- **Do this**
Identify the lines that include the word "Melissa", then copy all of them.

- **Available data**
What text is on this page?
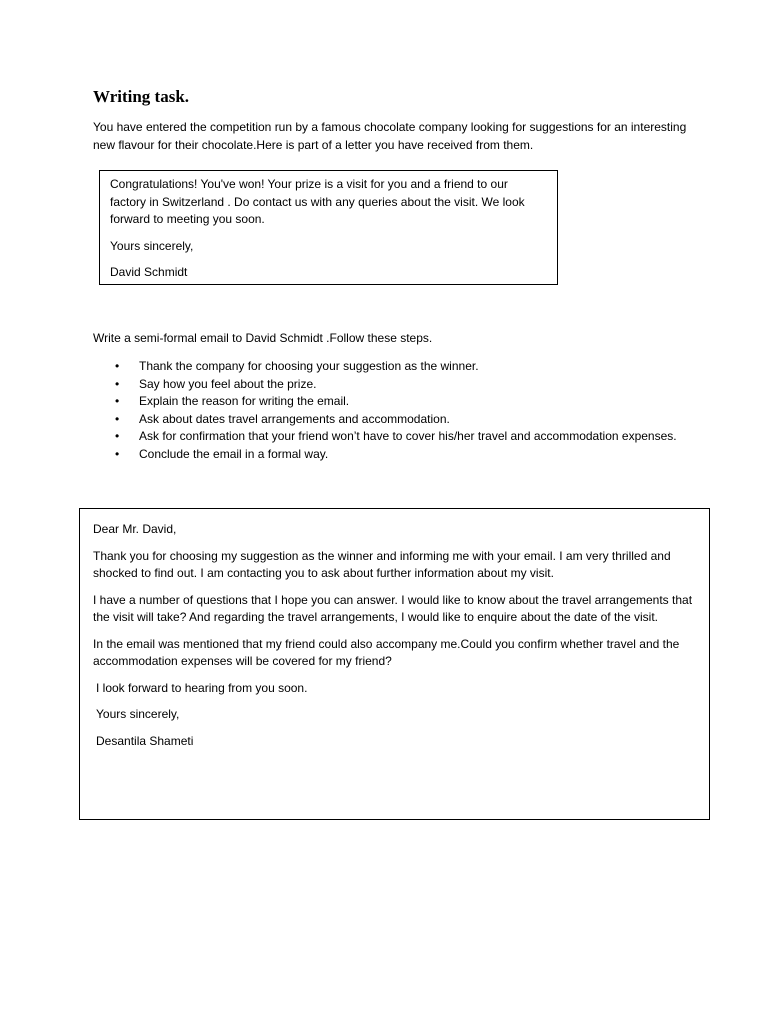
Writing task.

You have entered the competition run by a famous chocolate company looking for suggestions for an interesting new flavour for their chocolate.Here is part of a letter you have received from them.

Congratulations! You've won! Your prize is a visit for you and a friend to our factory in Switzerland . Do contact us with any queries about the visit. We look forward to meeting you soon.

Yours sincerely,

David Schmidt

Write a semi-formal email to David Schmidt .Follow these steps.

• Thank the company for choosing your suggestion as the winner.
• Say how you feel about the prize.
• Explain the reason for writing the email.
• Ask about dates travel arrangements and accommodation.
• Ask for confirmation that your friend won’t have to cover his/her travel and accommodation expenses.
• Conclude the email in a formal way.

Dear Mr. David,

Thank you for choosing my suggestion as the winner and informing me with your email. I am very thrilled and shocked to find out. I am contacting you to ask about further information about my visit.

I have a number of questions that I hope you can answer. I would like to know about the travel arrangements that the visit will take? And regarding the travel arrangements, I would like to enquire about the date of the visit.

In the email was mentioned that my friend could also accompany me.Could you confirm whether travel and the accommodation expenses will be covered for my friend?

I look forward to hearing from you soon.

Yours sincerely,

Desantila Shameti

...

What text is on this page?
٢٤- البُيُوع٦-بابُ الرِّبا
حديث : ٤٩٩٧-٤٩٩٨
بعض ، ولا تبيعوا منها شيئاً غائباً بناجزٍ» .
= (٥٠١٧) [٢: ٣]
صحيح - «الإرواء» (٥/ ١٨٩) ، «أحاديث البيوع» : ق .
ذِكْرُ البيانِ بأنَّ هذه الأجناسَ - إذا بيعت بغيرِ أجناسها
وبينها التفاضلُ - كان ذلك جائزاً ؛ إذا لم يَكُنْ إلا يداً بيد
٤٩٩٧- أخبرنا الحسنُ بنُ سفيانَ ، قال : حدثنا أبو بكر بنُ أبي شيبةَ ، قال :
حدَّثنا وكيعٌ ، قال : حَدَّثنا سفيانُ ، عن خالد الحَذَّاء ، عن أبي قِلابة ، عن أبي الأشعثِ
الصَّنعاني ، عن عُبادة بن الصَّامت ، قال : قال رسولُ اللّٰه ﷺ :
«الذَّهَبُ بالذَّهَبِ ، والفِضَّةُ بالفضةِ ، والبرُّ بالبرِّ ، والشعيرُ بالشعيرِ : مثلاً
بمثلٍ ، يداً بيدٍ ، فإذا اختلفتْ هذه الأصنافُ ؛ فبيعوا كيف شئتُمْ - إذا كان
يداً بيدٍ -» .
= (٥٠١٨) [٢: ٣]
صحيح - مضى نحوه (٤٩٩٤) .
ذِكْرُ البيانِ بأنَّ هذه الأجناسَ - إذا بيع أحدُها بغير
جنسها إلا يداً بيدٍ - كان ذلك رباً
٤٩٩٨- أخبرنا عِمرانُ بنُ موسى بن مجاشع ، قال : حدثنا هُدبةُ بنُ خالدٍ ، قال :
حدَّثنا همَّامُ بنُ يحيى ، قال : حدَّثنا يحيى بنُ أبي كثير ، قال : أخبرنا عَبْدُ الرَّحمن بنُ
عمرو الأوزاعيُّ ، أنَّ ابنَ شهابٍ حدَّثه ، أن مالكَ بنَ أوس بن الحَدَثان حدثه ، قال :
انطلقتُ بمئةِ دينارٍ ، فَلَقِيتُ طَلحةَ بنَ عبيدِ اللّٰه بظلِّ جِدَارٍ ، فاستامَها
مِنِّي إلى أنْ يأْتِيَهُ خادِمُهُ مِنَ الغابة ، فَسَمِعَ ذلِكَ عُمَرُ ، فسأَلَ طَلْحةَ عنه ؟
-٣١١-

--

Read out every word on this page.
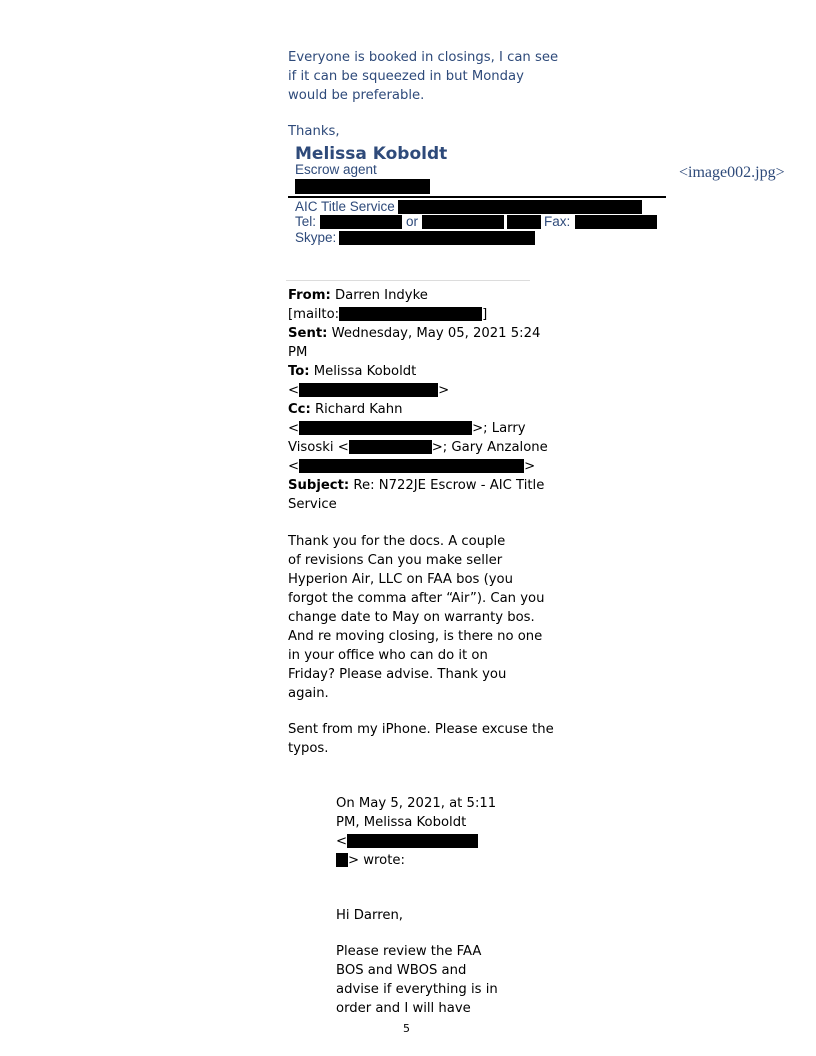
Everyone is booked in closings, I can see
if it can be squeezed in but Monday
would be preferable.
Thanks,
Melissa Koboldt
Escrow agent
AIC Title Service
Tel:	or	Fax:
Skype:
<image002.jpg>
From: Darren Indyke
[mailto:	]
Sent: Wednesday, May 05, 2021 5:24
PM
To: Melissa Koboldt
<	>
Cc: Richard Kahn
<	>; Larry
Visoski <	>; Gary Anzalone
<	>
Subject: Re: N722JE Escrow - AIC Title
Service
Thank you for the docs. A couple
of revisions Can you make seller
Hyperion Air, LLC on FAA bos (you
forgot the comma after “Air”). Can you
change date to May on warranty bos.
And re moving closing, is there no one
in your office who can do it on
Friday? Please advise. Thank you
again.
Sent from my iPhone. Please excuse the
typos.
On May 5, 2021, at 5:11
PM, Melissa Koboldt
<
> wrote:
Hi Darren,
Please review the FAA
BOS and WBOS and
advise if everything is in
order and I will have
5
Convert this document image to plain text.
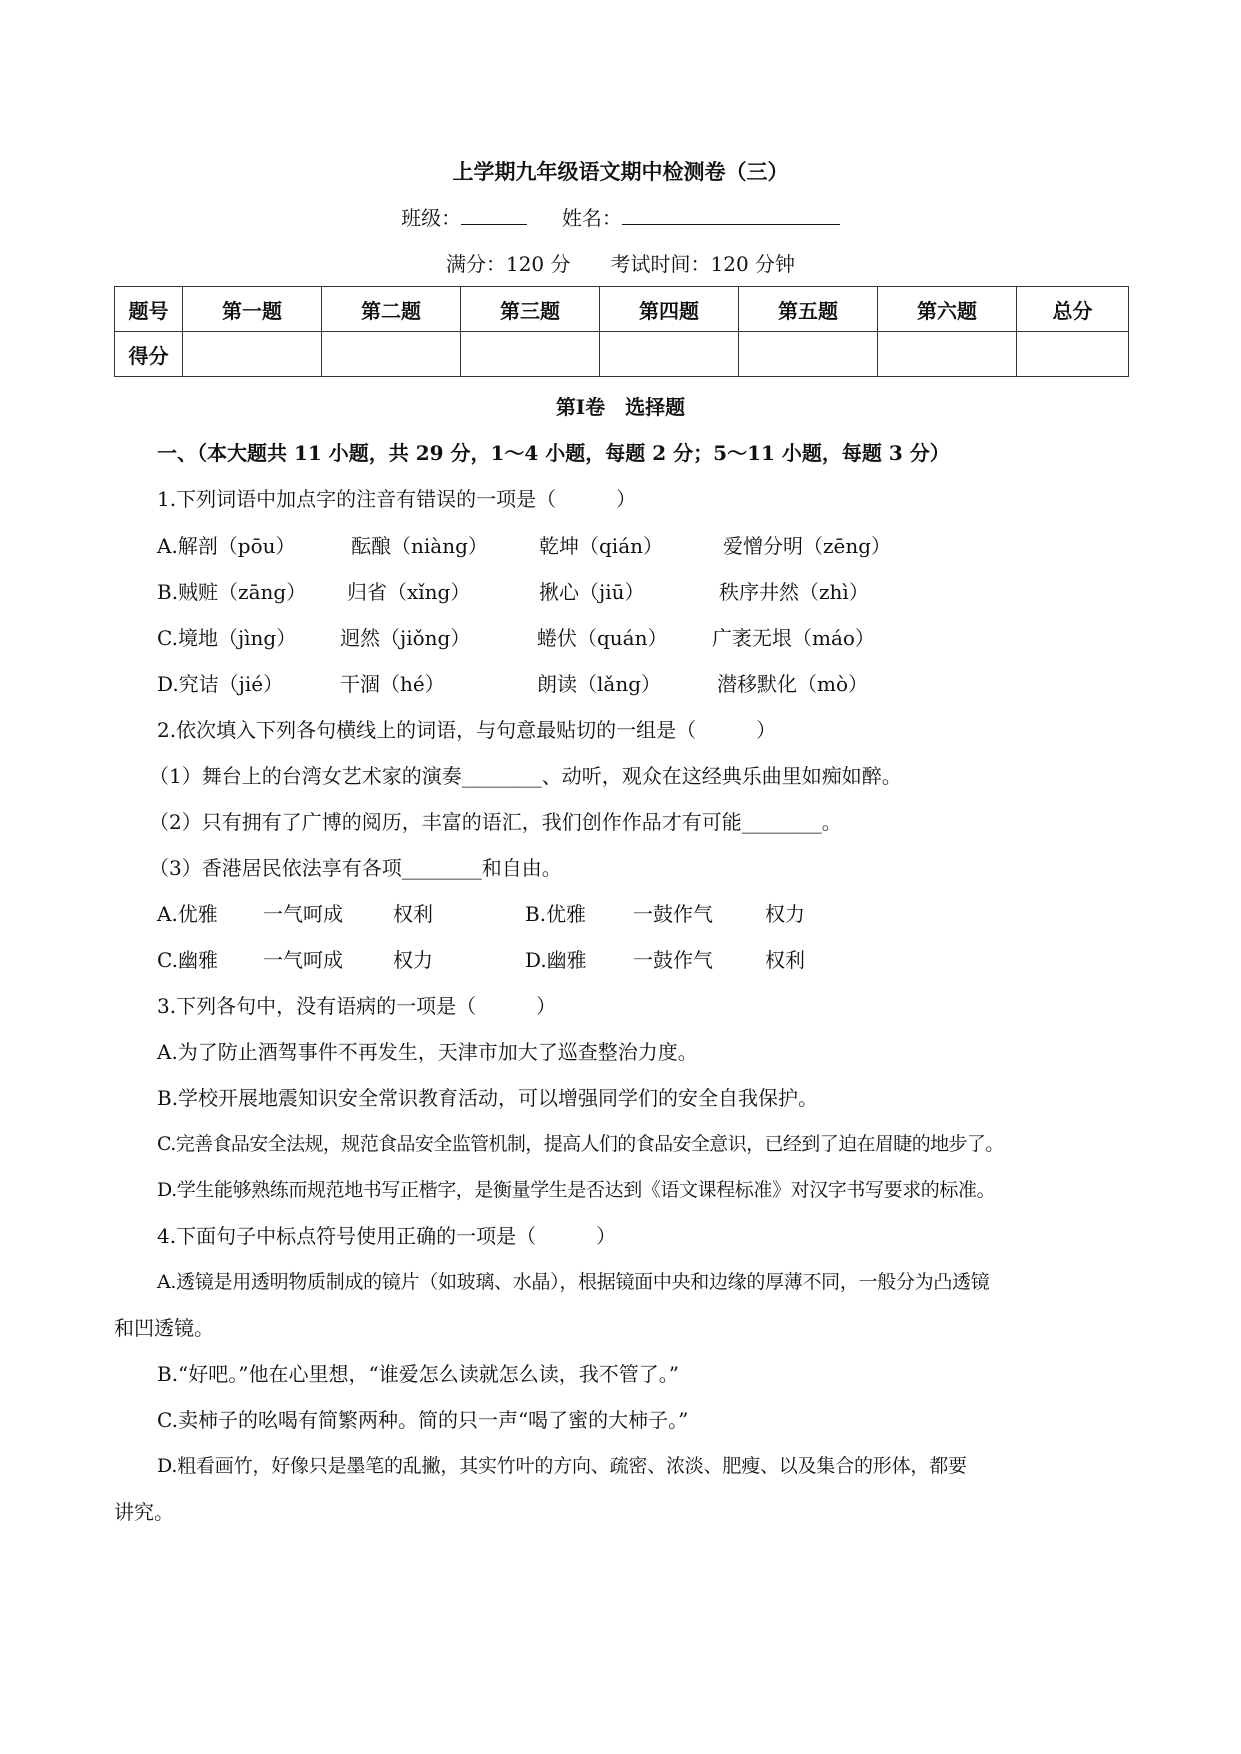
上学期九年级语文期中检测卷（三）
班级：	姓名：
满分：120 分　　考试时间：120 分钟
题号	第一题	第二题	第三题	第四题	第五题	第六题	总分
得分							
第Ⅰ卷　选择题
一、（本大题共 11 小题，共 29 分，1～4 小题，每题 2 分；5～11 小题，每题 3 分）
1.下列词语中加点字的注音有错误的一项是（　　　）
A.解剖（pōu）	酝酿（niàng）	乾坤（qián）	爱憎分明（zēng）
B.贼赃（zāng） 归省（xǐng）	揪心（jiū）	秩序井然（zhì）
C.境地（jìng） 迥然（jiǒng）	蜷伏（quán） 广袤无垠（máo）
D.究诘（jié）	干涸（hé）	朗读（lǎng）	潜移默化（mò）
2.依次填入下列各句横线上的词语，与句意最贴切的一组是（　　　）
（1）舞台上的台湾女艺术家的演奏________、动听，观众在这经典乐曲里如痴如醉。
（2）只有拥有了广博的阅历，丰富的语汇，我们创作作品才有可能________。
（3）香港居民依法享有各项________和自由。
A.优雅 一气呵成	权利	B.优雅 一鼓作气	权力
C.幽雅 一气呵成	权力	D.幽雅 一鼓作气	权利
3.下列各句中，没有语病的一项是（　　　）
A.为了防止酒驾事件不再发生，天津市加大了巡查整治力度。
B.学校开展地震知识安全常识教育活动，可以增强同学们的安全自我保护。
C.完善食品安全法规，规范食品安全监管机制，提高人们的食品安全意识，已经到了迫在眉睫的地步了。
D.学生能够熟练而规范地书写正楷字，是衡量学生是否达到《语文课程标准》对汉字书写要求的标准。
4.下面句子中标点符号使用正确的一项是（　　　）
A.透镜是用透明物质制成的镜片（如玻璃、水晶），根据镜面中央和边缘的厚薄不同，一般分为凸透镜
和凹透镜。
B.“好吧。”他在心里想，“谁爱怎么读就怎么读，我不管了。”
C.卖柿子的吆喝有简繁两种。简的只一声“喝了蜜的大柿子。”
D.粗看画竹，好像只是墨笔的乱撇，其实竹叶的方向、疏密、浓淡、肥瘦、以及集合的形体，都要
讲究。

- **Output**
Melissa Koboldt
To: Melissa Koboldt
PM, Melissa Koboldt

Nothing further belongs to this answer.